▸ **Excerpted passage**:
━━━━━━━━
Chaumont VB 52
- Full name: Chaumont Volley-Ball 52 Haute-Marne
- Nickname: CVB52HM / CVB52
- Founded: 1996
- Ground: Palestra (Capacity: 3287)
- Chairman: Bruno Soirfeck
- Manager: Silvano Prandi
- League: LNV Ligue A
- 2023–24: 4th
- Website: Club home page

Uniforms
| Home | Away |

= Chaumont Volley-Ball 52 =

French volleyball club

Chaumont Volley-Ball 52 is a French volleyball club, founded in 1996 and based in Chaumont (Haute-Marne) and have played in Ligue A since the 2012–2013 season. It won the 2017 LNV Ligue A and the French Supercup in 2017 and 2021. The club finished second in the same year of the CEV Cup. It also participates in other major European competitions such as CEV Champions League and CEV Top Teams Cup.

== History ==
=== Origins ===
CVB52 was formed in 1963 under the name of 'ASPTT Chaumont' , when a volleyball section was started by director Robert Jeanmougin.
The first team was made up of postal and telecom workers who competed during the first years in the spring Chaumontais corporate championship.

In 1976, the team reached National 3 after winning the Coupe de France of ASPTT clubs.

In 1984, the team again entered local corporate competitions, achieving numerous successes both in the championship and in the Haute-Marne Cup. Shortly afterwards, ASPTT General President, Mr Hirtzlin obtained access to a field with changing rooms at Les Lavières in Brottes.

From 1987, at the initiative of Jean-Michel Lesprit, a female section was created, which was the only female team in the department. They became of DH champion, failing little to rise in 3rd division.

In 1990, President Bernard Huguenel was replaced by Martial Guillaume. The team reached the Nationale 2 and turned professional in 1993. Three years later, in 1996, the team competes in Pro B, when it becomes Chaumont Volley-Ball 52 Haute-Marne.

=== Second division ===
Since 1998 the CVB52 has received support from the inhabitants of the town of Chaumont and the department of Haute Marne. The same year Christian Marcenac replaces Martial Guillaume as the president of the CVB52HM.

In 2001 Chantal Thévenot replaced Bernard Huguenel as President and many changes take place at the level of training. During the 2001–2002 season, Gilbert Gléyot became the new president of the club.
━━━━━━━━
▸ **Work instructions**:
Reproduce verbatim the passage of the article on Chaumont Volley-Ball 52 from "Chaumont Volley-Ball 52 is" to "of ASPTT clubs.".

[Recorded data]
━━━━━━━━
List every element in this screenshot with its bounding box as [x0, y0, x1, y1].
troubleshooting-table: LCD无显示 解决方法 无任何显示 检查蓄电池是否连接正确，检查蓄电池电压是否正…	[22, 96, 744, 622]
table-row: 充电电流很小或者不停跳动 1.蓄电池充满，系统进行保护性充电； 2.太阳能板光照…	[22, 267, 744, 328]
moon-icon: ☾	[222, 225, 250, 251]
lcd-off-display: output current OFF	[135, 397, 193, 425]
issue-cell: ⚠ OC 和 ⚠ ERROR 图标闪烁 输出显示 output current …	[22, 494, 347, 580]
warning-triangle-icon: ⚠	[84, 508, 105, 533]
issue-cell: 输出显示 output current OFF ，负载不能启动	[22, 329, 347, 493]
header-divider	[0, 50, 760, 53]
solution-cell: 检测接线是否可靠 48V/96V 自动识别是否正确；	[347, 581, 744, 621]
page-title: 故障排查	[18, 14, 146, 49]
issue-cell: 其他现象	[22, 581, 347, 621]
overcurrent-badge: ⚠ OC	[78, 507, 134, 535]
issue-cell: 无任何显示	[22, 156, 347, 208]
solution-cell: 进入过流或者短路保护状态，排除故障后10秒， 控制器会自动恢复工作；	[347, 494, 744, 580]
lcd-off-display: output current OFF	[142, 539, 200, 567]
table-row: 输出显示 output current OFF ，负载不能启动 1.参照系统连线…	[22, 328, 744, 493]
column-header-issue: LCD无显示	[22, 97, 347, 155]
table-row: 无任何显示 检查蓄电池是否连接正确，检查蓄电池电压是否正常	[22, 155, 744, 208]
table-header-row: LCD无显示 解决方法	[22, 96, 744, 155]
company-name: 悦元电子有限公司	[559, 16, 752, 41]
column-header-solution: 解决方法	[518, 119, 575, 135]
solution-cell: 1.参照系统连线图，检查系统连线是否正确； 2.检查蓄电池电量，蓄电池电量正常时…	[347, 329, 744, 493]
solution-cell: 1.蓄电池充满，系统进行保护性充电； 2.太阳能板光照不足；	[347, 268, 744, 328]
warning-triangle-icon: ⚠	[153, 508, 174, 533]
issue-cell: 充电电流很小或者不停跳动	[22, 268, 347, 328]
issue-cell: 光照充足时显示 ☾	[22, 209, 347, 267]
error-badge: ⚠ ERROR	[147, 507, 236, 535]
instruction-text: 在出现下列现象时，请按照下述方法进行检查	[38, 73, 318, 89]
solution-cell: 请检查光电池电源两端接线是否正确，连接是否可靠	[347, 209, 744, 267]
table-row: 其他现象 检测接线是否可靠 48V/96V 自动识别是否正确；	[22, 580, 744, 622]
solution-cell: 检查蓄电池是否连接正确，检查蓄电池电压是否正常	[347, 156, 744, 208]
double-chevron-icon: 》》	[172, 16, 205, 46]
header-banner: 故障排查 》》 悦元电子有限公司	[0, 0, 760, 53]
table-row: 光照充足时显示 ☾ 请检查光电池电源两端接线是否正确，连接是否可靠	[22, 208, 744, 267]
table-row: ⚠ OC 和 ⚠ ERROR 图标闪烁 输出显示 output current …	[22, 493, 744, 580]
━━━━━━━━
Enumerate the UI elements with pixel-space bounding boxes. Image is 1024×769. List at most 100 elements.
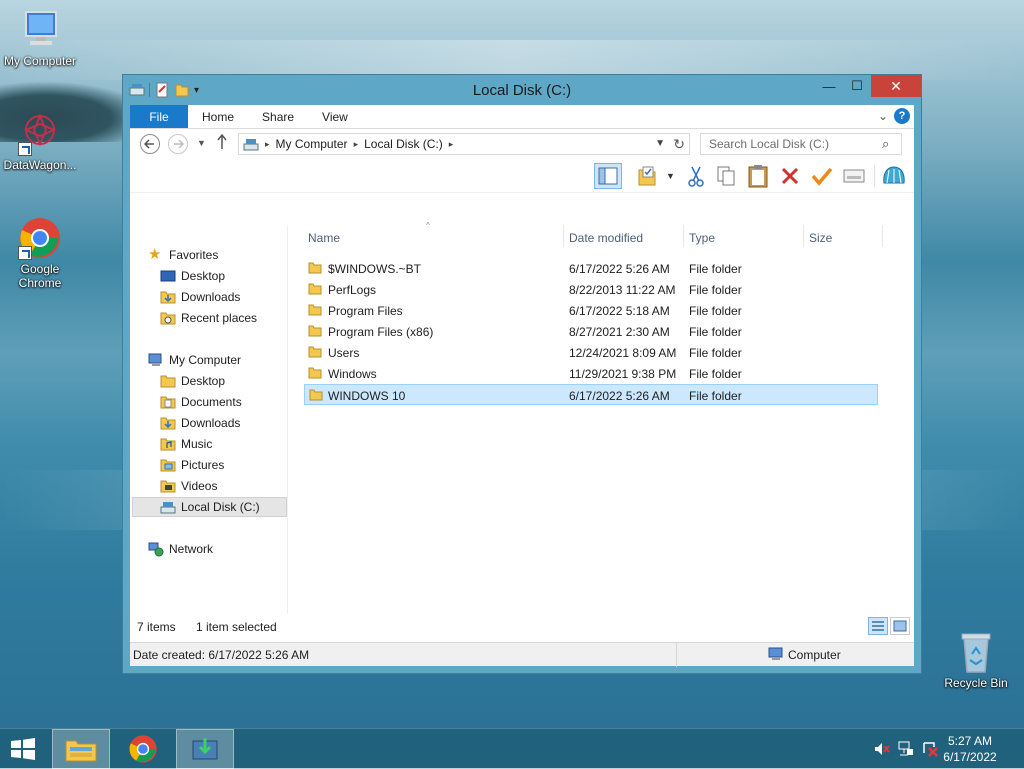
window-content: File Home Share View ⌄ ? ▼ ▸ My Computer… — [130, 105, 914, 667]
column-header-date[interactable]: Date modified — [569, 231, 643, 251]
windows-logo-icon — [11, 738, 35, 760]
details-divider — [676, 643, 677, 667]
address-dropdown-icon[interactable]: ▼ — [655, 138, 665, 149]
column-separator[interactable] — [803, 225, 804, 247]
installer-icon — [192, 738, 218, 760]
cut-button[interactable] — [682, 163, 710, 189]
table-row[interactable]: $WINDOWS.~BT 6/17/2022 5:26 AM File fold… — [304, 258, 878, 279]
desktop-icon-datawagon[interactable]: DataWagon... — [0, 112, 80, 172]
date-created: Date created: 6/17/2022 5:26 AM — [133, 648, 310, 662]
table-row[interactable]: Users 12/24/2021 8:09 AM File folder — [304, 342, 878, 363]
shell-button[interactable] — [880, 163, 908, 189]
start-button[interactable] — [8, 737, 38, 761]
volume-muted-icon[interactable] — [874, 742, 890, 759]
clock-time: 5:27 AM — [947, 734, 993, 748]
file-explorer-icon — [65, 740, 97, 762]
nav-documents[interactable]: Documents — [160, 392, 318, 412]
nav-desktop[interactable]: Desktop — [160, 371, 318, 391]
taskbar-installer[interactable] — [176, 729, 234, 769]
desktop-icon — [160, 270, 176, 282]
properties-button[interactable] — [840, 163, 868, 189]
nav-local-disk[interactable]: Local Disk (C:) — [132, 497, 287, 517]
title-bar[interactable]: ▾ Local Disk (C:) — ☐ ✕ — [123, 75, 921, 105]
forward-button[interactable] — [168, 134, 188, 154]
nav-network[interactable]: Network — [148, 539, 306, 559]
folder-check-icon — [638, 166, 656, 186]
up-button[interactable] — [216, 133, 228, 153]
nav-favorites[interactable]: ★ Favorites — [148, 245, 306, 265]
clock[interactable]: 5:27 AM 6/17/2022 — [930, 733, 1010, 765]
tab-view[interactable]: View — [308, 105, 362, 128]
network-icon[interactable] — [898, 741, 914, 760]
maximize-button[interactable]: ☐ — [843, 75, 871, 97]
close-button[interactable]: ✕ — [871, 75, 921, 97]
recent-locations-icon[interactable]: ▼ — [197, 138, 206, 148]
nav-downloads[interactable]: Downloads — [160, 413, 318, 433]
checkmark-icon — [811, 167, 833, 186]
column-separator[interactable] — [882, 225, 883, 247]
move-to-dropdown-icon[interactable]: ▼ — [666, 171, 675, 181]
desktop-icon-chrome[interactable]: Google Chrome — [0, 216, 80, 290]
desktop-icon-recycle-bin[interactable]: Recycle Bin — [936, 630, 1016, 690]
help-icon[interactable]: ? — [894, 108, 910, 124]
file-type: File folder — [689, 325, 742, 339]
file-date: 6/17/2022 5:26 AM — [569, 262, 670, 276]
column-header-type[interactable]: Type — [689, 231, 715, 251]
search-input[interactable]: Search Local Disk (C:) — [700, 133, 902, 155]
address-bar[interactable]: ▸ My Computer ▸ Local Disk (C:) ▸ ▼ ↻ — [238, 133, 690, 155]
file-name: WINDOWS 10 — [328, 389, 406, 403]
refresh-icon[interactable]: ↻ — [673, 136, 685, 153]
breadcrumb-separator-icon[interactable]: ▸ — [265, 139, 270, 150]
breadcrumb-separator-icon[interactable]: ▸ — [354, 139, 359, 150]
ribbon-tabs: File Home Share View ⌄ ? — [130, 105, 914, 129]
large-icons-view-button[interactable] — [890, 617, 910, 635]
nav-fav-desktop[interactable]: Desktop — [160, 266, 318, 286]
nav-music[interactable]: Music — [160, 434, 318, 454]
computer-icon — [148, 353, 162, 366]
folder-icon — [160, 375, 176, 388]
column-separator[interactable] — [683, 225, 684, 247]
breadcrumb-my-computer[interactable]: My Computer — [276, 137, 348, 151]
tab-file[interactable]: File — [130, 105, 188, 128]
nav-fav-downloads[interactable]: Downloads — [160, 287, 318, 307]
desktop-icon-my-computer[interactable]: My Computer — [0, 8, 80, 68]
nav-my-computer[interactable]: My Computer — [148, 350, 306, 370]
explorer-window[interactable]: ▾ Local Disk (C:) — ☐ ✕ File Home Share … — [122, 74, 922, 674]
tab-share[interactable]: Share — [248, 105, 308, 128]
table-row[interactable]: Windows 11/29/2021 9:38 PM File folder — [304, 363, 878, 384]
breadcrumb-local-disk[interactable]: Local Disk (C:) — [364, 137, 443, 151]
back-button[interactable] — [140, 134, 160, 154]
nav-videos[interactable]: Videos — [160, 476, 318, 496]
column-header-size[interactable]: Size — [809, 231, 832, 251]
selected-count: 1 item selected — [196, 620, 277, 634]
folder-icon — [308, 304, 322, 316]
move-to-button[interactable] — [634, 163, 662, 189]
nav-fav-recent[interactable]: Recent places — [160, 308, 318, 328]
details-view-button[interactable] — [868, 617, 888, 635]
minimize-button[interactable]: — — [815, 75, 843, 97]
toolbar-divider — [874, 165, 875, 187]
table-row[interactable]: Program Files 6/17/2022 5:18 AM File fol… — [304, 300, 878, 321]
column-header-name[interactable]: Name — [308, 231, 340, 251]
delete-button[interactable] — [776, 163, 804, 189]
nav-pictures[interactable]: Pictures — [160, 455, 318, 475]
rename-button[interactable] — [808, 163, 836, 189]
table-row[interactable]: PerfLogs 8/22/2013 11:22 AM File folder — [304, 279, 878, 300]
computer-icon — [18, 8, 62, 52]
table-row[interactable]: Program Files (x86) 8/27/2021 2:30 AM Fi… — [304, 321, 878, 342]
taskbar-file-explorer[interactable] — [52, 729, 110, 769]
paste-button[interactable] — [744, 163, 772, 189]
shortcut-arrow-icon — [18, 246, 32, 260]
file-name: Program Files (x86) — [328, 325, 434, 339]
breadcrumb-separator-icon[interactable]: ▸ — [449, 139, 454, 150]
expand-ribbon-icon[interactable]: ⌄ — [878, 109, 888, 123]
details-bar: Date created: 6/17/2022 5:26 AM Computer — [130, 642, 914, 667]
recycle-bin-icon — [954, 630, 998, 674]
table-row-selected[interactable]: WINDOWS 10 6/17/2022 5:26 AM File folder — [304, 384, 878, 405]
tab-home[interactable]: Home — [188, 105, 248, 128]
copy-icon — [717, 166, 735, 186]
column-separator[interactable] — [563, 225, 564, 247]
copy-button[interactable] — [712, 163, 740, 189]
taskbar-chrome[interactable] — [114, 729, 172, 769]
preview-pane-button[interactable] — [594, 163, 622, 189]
━━━━━━━━
▸ **Task response**:
Chaumont Volley-Ball 52 is a French volleyball club, founded in 1996 and based in Chaumont (Haute-Marne) and have played in Ligue A since the 2012–2013 season. It won the 2017 LNV Ligue A and the French Supercup in 2017 and 2021. The club finished second in the same year of the CEV Cup. It also participates in other major European competitions such as CEV Champions League and CEV Top Teams Cup.

== History ==
=== Origins ===
CVB52 was formed in 1963 under the name of 'ASPTT Chaumont' , when a volleyball section was started by director Robert Jeanmougin.
The first team was made up of postal and telecom workers who competed during the first years in the spring Chaumontais corporate championship.

In 1976, the team reached National 3 after winning the Coupe de France of ASPTT clubs.